(GIVEN INFORMATION):

------------------------------------------------------------------------

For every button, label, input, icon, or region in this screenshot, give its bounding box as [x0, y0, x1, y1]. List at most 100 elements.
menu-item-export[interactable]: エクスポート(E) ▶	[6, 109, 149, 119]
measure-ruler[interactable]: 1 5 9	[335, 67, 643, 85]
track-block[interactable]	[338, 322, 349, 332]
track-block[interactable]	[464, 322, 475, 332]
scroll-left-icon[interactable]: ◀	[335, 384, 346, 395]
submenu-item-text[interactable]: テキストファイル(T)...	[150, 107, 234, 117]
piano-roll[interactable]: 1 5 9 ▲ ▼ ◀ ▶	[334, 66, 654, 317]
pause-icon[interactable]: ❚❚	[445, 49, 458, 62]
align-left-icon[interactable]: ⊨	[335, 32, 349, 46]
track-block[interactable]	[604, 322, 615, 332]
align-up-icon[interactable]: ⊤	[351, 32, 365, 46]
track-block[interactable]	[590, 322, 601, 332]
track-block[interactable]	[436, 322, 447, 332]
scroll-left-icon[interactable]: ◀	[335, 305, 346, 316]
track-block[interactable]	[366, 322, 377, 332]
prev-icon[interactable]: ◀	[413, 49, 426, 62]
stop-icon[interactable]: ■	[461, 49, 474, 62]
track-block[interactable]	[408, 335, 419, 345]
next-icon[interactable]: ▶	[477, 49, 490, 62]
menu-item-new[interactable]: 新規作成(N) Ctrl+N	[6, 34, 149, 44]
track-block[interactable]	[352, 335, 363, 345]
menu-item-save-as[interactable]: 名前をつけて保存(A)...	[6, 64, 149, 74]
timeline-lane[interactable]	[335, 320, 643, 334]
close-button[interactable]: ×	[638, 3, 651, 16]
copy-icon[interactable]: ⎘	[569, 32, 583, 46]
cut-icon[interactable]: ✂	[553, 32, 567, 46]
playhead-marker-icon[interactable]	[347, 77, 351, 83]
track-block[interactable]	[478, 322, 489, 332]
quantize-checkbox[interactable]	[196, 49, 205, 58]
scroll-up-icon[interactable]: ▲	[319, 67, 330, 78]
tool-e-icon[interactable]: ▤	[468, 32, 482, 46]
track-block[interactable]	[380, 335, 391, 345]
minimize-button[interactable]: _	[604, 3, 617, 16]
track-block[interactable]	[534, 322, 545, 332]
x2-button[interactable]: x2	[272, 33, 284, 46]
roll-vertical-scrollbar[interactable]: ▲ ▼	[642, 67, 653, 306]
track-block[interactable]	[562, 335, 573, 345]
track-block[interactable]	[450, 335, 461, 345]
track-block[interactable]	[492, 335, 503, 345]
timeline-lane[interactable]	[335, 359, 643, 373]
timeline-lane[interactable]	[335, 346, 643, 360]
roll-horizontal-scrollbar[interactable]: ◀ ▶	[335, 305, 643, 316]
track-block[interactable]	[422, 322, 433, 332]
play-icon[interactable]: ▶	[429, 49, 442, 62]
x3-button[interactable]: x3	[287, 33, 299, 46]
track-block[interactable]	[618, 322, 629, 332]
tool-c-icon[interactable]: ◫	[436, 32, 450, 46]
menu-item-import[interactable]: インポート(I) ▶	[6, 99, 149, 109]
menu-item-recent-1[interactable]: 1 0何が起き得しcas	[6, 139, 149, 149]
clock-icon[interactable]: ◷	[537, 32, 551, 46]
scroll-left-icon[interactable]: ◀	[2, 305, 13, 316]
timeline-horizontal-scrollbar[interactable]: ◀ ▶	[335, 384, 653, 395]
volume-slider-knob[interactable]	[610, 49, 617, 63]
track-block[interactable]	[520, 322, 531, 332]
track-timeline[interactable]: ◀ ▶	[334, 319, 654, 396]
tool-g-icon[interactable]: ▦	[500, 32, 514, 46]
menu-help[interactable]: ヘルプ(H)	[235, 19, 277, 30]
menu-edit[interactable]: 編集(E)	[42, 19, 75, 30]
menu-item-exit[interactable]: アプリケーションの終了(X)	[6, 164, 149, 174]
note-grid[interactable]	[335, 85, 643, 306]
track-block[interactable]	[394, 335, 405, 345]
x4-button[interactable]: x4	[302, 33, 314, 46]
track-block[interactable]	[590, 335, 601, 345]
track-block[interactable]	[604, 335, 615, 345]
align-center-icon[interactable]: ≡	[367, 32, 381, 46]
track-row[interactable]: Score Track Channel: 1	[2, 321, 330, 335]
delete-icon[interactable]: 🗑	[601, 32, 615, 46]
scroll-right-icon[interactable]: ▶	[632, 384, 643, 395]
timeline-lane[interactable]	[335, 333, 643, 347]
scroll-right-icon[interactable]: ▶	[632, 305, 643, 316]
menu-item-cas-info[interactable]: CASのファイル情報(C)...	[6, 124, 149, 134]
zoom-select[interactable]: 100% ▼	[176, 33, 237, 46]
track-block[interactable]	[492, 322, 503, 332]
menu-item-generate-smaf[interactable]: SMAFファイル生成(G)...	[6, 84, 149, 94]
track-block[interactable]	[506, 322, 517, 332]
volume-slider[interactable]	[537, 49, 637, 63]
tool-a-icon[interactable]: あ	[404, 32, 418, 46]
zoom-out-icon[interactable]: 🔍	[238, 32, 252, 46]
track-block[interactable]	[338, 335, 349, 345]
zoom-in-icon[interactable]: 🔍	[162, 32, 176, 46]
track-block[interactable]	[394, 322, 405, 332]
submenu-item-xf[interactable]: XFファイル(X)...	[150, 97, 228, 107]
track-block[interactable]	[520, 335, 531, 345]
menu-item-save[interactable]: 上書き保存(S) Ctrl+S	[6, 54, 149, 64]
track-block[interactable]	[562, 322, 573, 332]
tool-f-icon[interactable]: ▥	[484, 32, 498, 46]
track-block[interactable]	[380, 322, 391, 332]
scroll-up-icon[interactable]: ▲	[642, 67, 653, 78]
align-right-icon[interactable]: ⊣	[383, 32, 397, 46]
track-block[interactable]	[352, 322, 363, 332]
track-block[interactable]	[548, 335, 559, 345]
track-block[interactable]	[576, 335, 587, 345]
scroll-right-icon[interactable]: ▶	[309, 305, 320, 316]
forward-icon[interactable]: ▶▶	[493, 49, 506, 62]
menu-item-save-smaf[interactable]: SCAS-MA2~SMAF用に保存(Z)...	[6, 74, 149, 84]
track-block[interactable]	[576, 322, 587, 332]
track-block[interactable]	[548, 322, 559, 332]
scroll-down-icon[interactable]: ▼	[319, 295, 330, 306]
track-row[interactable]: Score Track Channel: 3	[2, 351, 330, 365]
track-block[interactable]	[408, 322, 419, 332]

------------------------------------------------------------------------

(STATED PROBLEM): Reproduce every line of the item above verbatim.

(CORRECT RESULT):
For every button, label, input, icon, or region in this screenshot, give its bounding box as [x0, y0, x1, y1]. List at most 100 elements.
menu-item-export[interactable]: エクスポート(E) ▶	[6, 109, 149, 119]
measure-ruler[interactable]: 1 5 9	[335, 67, 643, 85]
track-block[interactable]	[338, 322, 349, 332]
track-block[interactable]	[464, 322, 475, 332]
scroll-left-icon[interactable]: ◀	[335, 384, 346, 395]
submenu-item-text[interactable]: テキストファイル(T)...	[150, 107, 234, 117]
piano-roll[interactable]: 1 5 9 ▲ ▼ ◀ ▶	[334, 66, 654, 317]
pause-icon[interactable]: ❚❚	[445, 49, 458, 62]
align-left-icon[interactable]: ⊨	[335, 32, 349, 46]
track-block[interactable]	[604, 322, 615, 332]
align-up-icon[interactable]: ⊤	[351, 32, 365, 46]
track-block[interactable]	[590, 322, 601, 332]
track-block[interactable]	[436, 322, 447, 332]
scroll-left-icon[interactable]: ◀	[335, 305, 346, 316]
track-block[interactable]	[366, 322, 377, 332]
prev-icon[interactable]: ◀	[413, 49, 426, 62]
stop-icon[interactable]: ■	[461, 49, 474, 62]
track-block[interactable]	[408, 335, 419, 345]
next-icon[interactable]: ▶	[477, 49, 490, 62]
menu-item-new[interactable]: 新規作成(N) Ctrl+N	[6, 34, 149, 44]
track-block[interactable]	[352, 335, 363, 345]
menu-item-save-as[interactable]: 名前をつけて保存(A)...	[6, 64, 149, 74]
timeline-lane[interactable]	[335, 320, 643, 334]
close-button[interactable]: ×	[638, 3, 651, 16]
copy-icon[interactable]: ⎘	[569, 32, 583, 46]
cut-icon[interactable]: ✂	[553, 32, 567, 46]
playhead-marker-icon[interactable]	[347, 77, 351, 83]
track-block[interactable]	[478, 322, 489, 332]
quantize-checkbox[interactable]	[196, 49, 205, 58]
scroll-up-icon[interactable]: ▲	[319, 67, 330, 78]
tool-e-icon[interactable]: ▤	[468, 32, 482, 46]
track-block[interactable]	[380, 335, 391, 345]
minimize-button[interactable]: _	[604, 3, 617, 16]
track-block[interactable]	[534, 322, 545, 332]
x2-button[interactable]: x2	[272, 33, 284, 46]
roll-vertical-scrollbar[interactable]: ▲ ▼	[642, 67, 653, 306]
track-block[interactable]	[562, 335, 573, 345]
track-block[interactable]	[450, 335, 461, 345]
track-block[interactable]	[492, 335, 503, 345]
timeline-lane[interactable]	[335, 359, 643, 373]
timeline-lane[interactable]	[335, 346, 643, 360]
roll-horizontal-scrollbar[interactable]: ◀ ▶	[335, 305, 643, 316]
track-block[interactable]	[422, 322, 433, 332]
play-icon[interactable]: ▶	[429, 49, 442, 62]
x3-button[interactable]: x3	[287, 33, 299, 46]
track-block[interactable]	[618, 322, 629, 332]
tool-c-icon[interactable]: ◫	[436, 32, 450, 46]
menu-item-import[interactable]: インポート(I) ▶	[6, 99, 149, 109]
menu-item-recent-1[interactable]: 1 0何が起き得しcas	[6, 139, 149, 149]
clock-icon[interactable]: ◷	[537, 32, 551, 46]
scroll-left-icon[interactable]: ◀	[2, 305, 13, 316]
timeline-horizontal-scrollbar[interactable]: ◀ ▶	[335, 384, 653, 395]
volume-slider-knob[interactable]	[610, 49, 617, 63]
track-block[interactable]	[520, 322, 531, 332]
track-timeline[interactable]: ◀ ▶	[334, 319, 654, 396]
tool-g-icon[interactable]: ▦	[500, 32, 514, 46]
menu-help[interactable]: ヘルプ(H)	[235, 19, 277, 30]
menu-edit[interactable]: 編集(E)	[42, 19, 75, 30]
menu-item-exit[interactable]: アプリケーションの終了(X)	[6, 164, 149, 174]
note-grid[interactable]	[335, 85, 643, 306]
track-block[interactable]	[394, 335, 405, 345]
x4-button[interactable]: x4	[302, 33, 314, 46]
track-block[interactable]	[590, 335, 601, 345]
track-block[interactable]	[604, 335, 615, 345]
align-center-icon[interactable]: ≡	[367, 32, 381, 46]
track-row[interactable]: Score Track Channel: 1	[2, 321, 330, 335]
delete-icon[interactable]: 🗑	[601, 32, 615, 46]
scroll-right-icon[interactable]: ▶	[632, 384, 643, 395]
timeline-lane[interactable]	[335, 333, 643, 347]
scroll-right-icon[interactable]: ▶	[632, 305, 643, 316]
menu-item-cas-info[interactable]: CASのファイル情報(C)...	[6, 124, 149, 134]
zoom-select[interactable]: 100% ▼	[176, 33, 237, 46]
track-block[interactable]	[492, 322, 503, 332]
menu-item-generate-smaf[interactable]: SMAFファイル生成(G)...	[6, 84, 149, 94]
track-block[interactable]	[506, 322, 517, 332]
volume-slider[interactable]	[537, 49, 637, 63]
tool-a-icon[interactable]: あ	[404, 32, 418, 46]
zoom-out-icon[interactable]: 🔍	[238, 32, 252, 46]
track-block[interactable]	[338, 335, 349, 345]
zoom-in-icon[interactable]: 🔍	[162, 32, 176, 46]
track-block[interactable]	[394, 322, 405, 332]
submenu-item-xf[interactable]: XFファイル(X)...	[150, 97, 228, 107]
track-block[interactable]	[520, 335, 531, 345]
menu-item-save[interactable]: 上書き保存(S) Ctrl+S	[6, 54, 149, 64]
track-block[interactable]	[562, 322, 573, 332]
tool-f-icon[interactable]: ▥	[484, 32, 498, 46]
track-block[interactable]	[380, 322, 391, 332]
scroll-up-icon[interactable]: ▲	[642, 67, 653, 78]
align-right-icon[interactable]: ⊣	[383, 32, 397, 46]
track-block[interactable]	[352, 322, 363, 332]
track-block[interactable]	[548, 335, 559, 345]
track-block[interactable]	[576, 335, 587, 345]
scroll-right-icon[interactable]: ▶	[309, 305, 320, 316]
forward-icon[interactable]: ▶▶	[493, 49, 506, 62]
menu-item-save-smaf[interactable]: SCAS-MA2~SMAF用に保存(Z)...	[6, 74, 149, 84]
track-block[interactable]	[576, 322, 587, 332]
track-block[interactable]	[548, 322, 559, 332]
scroll-down-icon[interactable]: ▼	[319, 295, 330, 306]
track-row[interactable]: Score Track Channel: 3	[2, 351, 330, 365]
track-block[interactable]	[408, 322, 419, 332]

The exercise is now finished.